> [本文抜粋]:
•••

なんか忘れてました、地に足がついた感じを。

スペイン、バルセロナに来ました。急に決めたので、エアーチケットをとったのがフライトの3日前。ここは人が陽気で、親切。しかしお店や営業時間は、ひと昔前の感じです。昨今、日本でも百貨店の休業日が増えたり営業時間が短縮されたりしますが、ここバルセロナはスーパーなど、日曜日はしっかり閉店です。道のいたるところに小さな子供が遊べる簡単な遊具があったり(しかも木製!)海沿いの防砂林の前後も公園だったり、カフェは道まで席が溢れ出しており、外の空気を味わうことが容易にできます。 

 現地6泊。家族旅行なので、スケジュールはかなりルーズに、サグラダファミリアとグエル公園だけ。あとはその場の雰囲気で、と思っていました。長男が体調を崩し、下の子供たちを連れて公園に行っただけの日もありました。「見たいもの、見逃さず、全部見る。」こう思って実践していた若い頃とはまた違う旅行の楽しみ方です。そこでびっくりしたのが娘の一言。

「鳥の声だー」。

そうなんです、普段私達ドバイでは鳥の声が聞こえない場所に居るのです、窓のあかない、地上380メートルの自宅。だから娘には鳥の声が新鮮だったのです。普段行く公園も整地されているので、落ちている木枝を探す方法も知らない、松ぼっくりが松になっているのを初めて見る、など私が子供の頃に普通に経験していた事を彼女は7歳近くになるまで知らなかった、これは衝撃でした (もっとも、「普通」の概念が人それぞれなのは重々承知しております)。

  (海岸も、大通りも、わんこの多いこと。) 
(何年にもわたり沢山の子供たちの笑顔を生んでいるであろう、今では珍しい木製の遊具。)

少々極端ですが、日が昇るとともに起き、沈むとともに寝る、といったような当たり前がここにはありました。不景気だと言われているスペインですが、みなさん笑顔で、人生を楽しんでいるように見えました。高いビルも、高級車もほとんど走ってないこの地。人間らしい生活とは何か、を考えさせられる旅でした。

•••

> [保存データ項目]:

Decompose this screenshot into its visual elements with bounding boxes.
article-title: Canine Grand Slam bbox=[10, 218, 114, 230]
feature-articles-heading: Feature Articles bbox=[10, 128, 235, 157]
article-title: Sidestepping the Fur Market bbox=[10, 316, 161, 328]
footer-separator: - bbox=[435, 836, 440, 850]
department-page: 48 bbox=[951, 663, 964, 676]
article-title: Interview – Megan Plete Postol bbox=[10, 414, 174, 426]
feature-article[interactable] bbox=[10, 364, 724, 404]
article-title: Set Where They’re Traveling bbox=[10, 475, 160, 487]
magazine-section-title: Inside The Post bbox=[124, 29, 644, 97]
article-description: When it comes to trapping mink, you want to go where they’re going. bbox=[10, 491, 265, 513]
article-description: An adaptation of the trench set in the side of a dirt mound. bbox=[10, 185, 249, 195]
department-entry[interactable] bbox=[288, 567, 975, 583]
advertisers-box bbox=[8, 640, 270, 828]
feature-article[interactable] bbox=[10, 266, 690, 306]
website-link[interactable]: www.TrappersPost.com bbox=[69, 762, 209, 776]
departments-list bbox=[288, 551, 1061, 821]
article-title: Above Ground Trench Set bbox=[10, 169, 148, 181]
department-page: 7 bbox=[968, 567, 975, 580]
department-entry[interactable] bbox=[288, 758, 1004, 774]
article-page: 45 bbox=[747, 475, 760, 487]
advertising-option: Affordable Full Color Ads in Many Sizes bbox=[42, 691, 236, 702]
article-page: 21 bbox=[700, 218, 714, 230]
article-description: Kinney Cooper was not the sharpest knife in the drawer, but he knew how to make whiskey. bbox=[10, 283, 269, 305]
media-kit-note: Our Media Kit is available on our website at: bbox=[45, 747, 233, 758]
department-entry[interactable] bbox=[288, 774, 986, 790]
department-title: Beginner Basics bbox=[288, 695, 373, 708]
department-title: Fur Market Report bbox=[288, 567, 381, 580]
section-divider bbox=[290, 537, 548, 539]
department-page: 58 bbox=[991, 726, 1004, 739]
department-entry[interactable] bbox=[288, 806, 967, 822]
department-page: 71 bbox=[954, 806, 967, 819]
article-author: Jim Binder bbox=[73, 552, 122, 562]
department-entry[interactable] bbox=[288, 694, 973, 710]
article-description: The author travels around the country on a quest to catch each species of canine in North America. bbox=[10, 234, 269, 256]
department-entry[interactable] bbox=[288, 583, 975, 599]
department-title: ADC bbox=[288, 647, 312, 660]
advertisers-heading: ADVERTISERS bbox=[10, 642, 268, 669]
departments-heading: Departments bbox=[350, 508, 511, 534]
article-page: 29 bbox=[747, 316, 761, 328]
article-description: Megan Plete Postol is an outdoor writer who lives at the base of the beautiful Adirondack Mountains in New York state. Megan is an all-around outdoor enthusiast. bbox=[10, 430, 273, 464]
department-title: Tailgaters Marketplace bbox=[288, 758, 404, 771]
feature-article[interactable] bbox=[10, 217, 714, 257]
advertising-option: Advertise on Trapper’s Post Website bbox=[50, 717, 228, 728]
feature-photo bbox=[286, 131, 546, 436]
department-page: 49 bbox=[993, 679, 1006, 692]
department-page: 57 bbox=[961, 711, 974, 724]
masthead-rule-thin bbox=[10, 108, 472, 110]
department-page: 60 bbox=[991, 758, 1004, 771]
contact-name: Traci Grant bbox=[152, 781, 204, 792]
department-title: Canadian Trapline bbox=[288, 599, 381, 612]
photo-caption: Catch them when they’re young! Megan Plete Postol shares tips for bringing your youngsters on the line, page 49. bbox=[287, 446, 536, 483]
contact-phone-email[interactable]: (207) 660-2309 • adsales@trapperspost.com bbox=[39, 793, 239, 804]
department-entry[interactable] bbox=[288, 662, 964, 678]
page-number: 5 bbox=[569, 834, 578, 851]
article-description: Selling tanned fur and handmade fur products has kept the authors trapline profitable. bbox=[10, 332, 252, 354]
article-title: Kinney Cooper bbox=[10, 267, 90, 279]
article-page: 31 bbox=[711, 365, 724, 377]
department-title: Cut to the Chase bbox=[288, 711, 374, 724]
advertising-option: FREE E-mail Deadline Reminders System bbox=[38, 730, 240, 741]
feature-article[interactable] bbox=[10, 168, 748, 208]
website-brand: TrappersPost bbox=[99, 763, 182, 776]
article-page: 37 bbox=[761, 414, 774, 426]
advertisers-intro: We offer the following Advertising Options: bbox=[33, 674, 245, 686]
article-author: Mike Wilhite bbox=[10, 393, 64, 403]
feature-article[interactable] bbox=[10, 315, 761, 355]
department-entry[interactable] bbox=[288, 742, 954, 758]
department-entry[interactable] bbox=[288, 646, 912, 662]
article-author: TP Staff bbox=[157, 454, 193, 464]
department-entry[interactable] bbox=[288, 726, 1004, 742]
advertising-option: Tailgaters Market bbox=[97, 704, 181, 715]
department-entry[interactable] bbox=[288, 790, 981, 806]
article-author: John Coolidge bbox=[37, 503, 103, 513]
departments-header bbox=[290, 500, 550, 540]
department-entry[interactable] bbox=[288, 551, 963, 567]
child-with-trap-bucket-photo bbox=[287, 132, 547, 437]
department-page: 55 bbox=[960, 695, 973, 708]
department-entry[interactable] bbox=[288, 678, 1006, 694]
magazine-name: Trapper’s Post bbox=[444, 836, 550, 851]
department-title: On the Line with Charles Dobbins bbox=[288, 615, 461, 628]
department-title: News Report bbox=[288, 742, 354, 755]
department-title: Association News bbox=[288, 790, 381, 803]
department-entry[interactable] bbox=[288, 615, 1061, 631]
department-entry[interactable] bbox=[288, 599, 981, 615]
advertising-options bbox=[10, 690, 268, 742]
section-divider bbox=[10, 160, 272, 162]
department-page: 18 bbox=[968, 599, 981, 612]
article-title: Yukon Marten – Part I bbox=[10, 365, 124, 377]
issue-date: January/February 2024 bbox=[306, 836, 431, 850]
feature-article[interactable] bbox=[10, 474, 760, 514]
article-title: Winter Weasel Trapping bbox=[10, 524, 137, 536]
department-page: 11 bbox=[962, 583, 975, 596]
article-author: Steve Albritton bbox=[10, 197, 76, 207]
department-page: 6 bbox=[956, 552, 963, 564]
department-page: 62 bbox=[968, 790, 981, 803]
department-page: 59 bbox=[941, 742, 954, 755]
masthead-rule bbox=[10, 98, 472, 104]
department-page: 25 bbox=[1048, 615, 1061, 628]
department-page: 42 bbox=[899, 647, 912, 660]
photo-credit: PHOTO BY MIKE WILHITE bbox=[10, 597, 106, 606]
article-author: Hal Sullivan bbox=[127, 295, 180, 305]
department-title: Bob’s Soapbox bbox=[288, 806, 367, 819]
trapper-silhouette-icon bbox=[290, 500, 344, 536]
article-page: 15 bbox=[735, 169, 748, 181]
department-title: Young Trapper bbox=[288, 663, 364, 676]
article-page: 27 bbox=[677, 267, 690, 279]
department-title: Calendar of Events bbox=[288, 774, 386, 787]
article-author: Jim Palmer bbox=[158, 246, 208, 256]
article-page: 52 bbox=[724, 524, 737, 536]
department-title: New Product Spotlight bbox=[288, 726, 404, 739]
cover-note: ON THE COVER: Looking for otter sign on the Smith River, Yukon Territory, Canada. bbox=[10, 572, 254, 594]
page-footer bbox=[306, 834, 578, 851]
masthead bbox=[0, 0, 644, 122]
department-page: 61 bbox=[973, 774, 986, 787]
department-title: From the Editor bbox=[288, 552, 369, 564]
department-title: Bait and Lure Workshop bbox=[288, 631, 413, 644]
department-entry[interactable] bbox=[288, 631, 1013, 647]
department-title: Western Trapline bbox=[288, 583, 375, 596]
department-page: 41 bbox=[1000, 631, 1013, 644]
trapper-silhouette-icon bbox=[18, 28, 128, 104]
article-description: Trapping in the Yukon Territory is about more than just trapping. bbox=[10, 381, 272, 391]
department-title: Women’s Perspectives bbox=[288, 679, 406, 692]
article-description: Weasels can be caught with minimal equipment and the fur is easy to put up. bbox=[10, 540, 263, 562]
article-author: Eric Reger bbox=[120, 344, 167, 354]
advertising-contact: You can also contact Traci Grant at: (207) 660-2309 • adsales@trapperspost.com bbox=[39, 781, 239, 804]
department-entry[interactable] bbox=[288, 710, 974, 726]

•••

> [課題内容]: バルセロナ旅行記のうち、「なんか忘れてました、地に足がついた感じを。」を含む語句で始まり「(海岸も、大通りも、わんこの多いこと。)」で終わる部分を、一字一句違えずに書き写してください。 これらの資料は本文とは別のものです。

> [模範解答]:
なんか忘れてました、地に足がついた感じを。

スペイン、バルセロナに来ました。急に決めたので、エアーチケットをとったのがフライトの3日前。ここは人が陽気で、親切。しかしお店や営業時間は、ひと昔前の感じです。昨今、日本でも百貨店の休業日が増えたり営業時間が短縮されたりしますが、ここバルセロナはスーパーなど、日曜日はしっかり閉店です。道のいたるところに小さな子供が遊べる簡単な遊具があったり(しかも木製!)海沿いの防砂林の前後も公園だったり、カフェは道まで席が溢れ出しており、外の空気を味わうことが容易にできます。 

 現地6泊。家族旅行なので、スケジュールはかなりルーズに、サグラダファミリアとグエル公園だけ。あとはその場の雰囲気で、と思っていました。長男が体調を崩し、下の子供たちを連れて公園に行っただけの日もありました。「見たいもの、見逃さず、全部見る。」こう思って実践していた若い頃とはまた違う旅行の楽しみ方です。そこでびっくりしたのが娘の一言。

「鳥の声だー」。

そうなんです、普段私達ドバイでは鳥の声が聞こえない場所に居るのです、窓のあかない、地上380メートルの自宅。だから娘には鳥の声が新鮮だったのです。普段行く公園も整地されているので、落ちている木枝を探す方法も知らない、松ぼっくりが松になっているのを初めて見る、など私が子供の頃に普通に経験していた事を彼女は7歳近くになるまで知らなかった、これは衝撃でした (もっとも、「普通」の概念が人それぞれなのは重々承知しております)。

  (海岸も、大通りも、わんこの多いこと。)